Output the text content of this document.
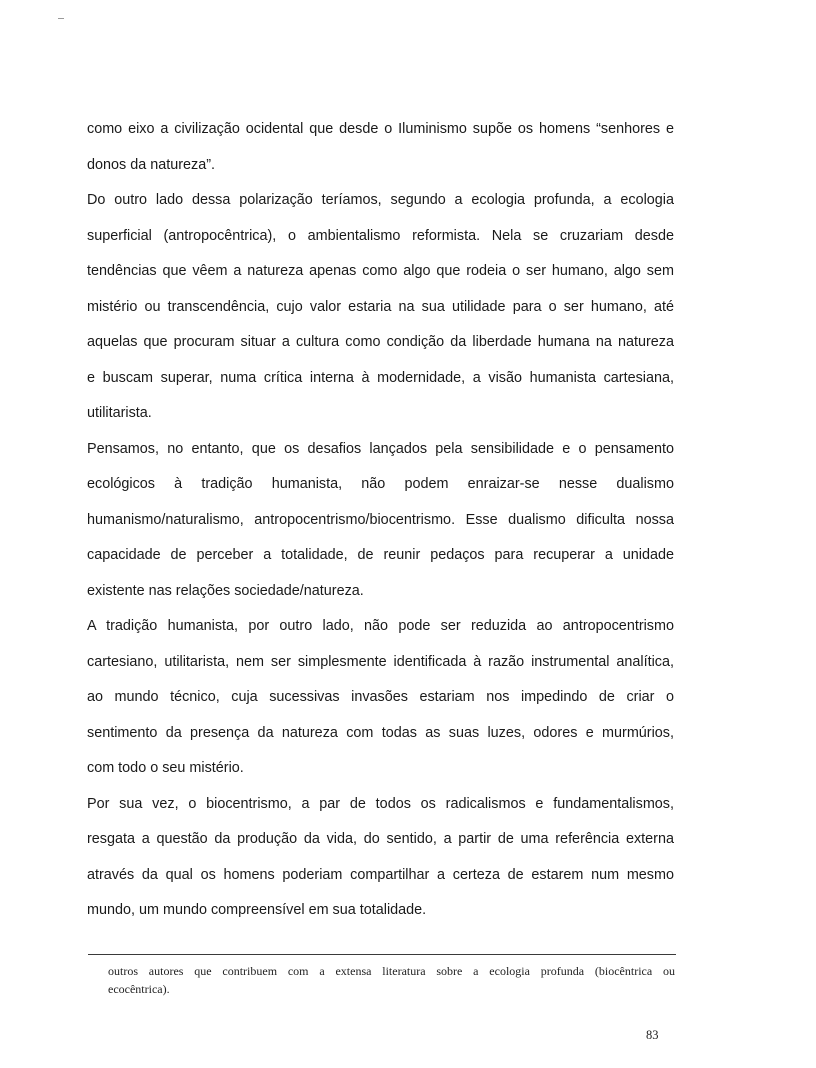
como eixo a civilização ocidental que desde o Iluminismo supõe os homens “senhores e

donos da natureza”.

Do outro lado dessa polarização teríamos, segundo a ecologia profunda, a ecologia

superficial (antropocêntrica), o ambientalismo reformista. Nela se cruzariam desde

tendências que vêem a natureza apenas como algo que rodeia o ser humano, algo sem

mistério ou transcendência, cujo valor estaria na sua utilidade para o ser humano, até

aquelas que procuram situar a cultura como condição da liberdade humana na natureza

e buscam superar, numa crítica interna à modernidade, a visão humanista cartesiana,

utilitarista.

Pensamos, no entanto, que os desafios lançados pela sensibilidade e o pensamento

ecológicos à tradição humanista, não podem enraizar-se nesse dualismo

humanismo/naturalismo, antropocentrismo/biocentrismo. Esse dualismo dificulta nossa

capacidade de perceber a totalidade, de reunir pedaços para recuperar a unidade

existente nas relações sociedade/natureza.

A tradição humanista, por outro lado, não pode ser reduzida ao antropocentrismo

cartesiano, utilitarista, nem ser simplesmente identificada à razão instrumental analítica,

ao mundo técnico, cuja sucessivas invasões estariam nos impedindo de criar o

sentimento da presença da natureza com todas as suas luzes, odores e murmúrios,

com todo o seu mistério.

Por sua vez, o biocentrismo, a par de todos os radicalismos e fundamentalismos,

resgata a questão da produção da vida, do sentido, a partir de uma referência externa

através da qual os homens poderiam compartilhar a certeza de estarem num mesmo

mundo, um mundo compreensível em sua totalidade.

outros autores que contribuem com a extensa literatura sobre a ecologia profunda (biocêntrica ou

ecocêntrica).

83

# # # # # # #

(Given exercise)
Output each line exactly; omit every picture.

(Complete response)
Output the text content of this document.
como eixo a civilização ocidental que desde o Iluminismo supõe os homens “senhores e

donos da natureza”.

Do outro lado dessa polarização teríamos, segundo a ecologia profunda, a ecologia

superficial (antropocêntrica), o ambientalismo reformista. Nela se cruzariam desde

tendências que vêem a natureza apenas como algo que rodeia o ser humano, algo sem

mistério ou transcendência, cujo valor estaria na sua utilidade para o ser humano, até

aquelas que procuram situar a cultura como condição da liberdade humana na natureza

e buscam superar, numa crítica interna à modernidade, a visão humanista cartesiana,

utilitarista.

Pensamos, no entanto, que os desafios lançados pela sensibilidade e o pensamento

ecológicos à tradição humanista, não podem enraizar-se nesse dualismo

humanismo/naturalismo, antropocentrismo/biocentrismo. Esse dualismo dificulta nossa

capacidade de perceber a totalidade, de reunir pedaços para recuperar a unidade

existente nas relações sociedade/natureza.

A tradição humanista, por outro lado, não pode ser reduzida ao antropocentrismo

cartesiano, utilitarista, nem ser simplesmente identificada à razão instrumental analítica,

ao mundo técnico, cuja sucessivas invasões estariam nos impedindo de criar o

sentimento da presença da natureza com todas as suas luzes, odores e murmúrios,

com todo o seu mistério.

Por sua vez, o biocentrismo, a par de todos os radicalismos e fundamentalismos,

resgata a questão da produção da vida, do sentido, a partir de uma referência externa

através da qual os homens poderiam compartilhar a certeza de estarem num mesmo

mundo, um mundo compreensível em sua totalidade.

outros autores que contribuem com a extensa literatura sobre a ecologia profunda (biocêntrica ou

ecocêntrica).

83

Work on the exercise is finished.